● **Goal**
Give an exact copy of every line, leaving images out.

* Start The data *

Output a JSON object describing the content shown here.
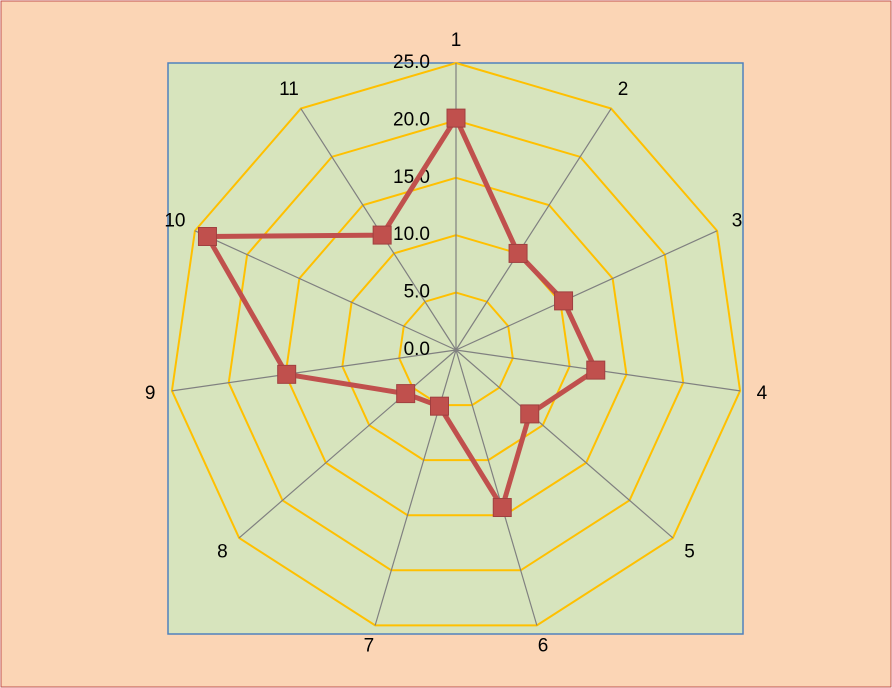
{
  "chart_data": {
    "type": "radar",
    "categories": [
      "1",
      "2",
      "3",
      "4",
      "5",
      "6",
      "7",
      "8",
      "9",
      "10",
      "11"
    ],
    "series": [
      {
        "color": "#c0504d",
        "values": [
          20.2,
          10.0,
          10.3,
          12.3,
          8.5,
          14.3,
          5.1,
          5.8,
          14.9,
          23.8,
          11.9
        ]
      }
    ],
    "ylim": [
      0,
      25
    ],
    "yticks": [
      {
        "value": 0,
        "label": "0.0"
      },
      {
        "value": 5,
        "label": "5.0"
      },
      {
        "value": 10,
        "label": "10.0"
      },
      {
        "value": 15,
        "label": "15.0"
      },
      {
        "value": 20,
        "label": "20.0"
      },
      {
        "value": 25,
        "label": "25.0"
      }
    ],
    "grid": true,
    "grid_color": "#ffc000",
    "spoke_color": "#808080"
  }
}
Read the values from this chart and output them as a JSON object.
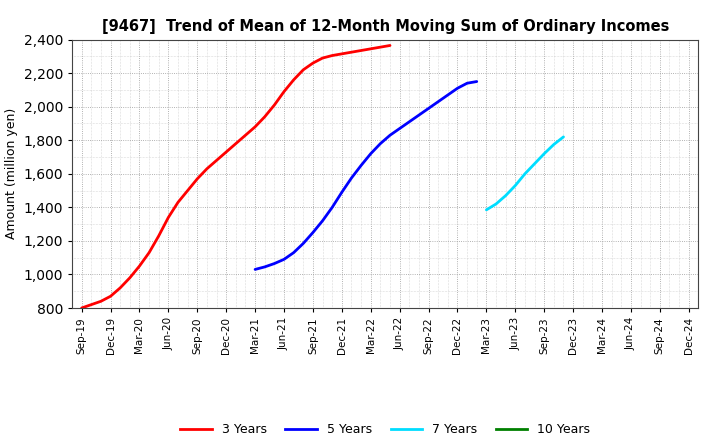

* End The data *

● **Task solution**
Output a JSON object describing the content shown here.
{
  "chart_data": {
    "type": "radar",
    "categories": [
      "1",
      "2",
      "3",
      "4",
      "5",
      "6",
      "7",
      "8",
      "9",
      "10",
      "11"
    ],
    "series": [
      {
        "color": "#c0504d",
        "values": [
          20.2,
          10.0,
          10.3,
          12.3,
          8.5,
          14.3,
          5.1,
          5.8,
          14.9,
          23.8,
          11.9
        ]
      }
    ],
    "ylim": [
      0,
      25
    ],
    "yticks": [
      {
        "value": 0,
        "label": "0.0"
      },
      {
        "value": 5,
        "label": "5.0"
      },
      {
        "value": 10,
        "label": "10.0"
      },
      {
        "value": 15,
        "label": "15.0"
      },
      {
        "value": 20,
        "label": "20.0"
      },
      {
        "value": 25,
        "label": "25.0"
      }
    ],
    "grid": true,
    "grid_color": "#ffc000",
    "spoke_color": "#808080"
  }
}
Read the values from this chart and output them as a JSON object.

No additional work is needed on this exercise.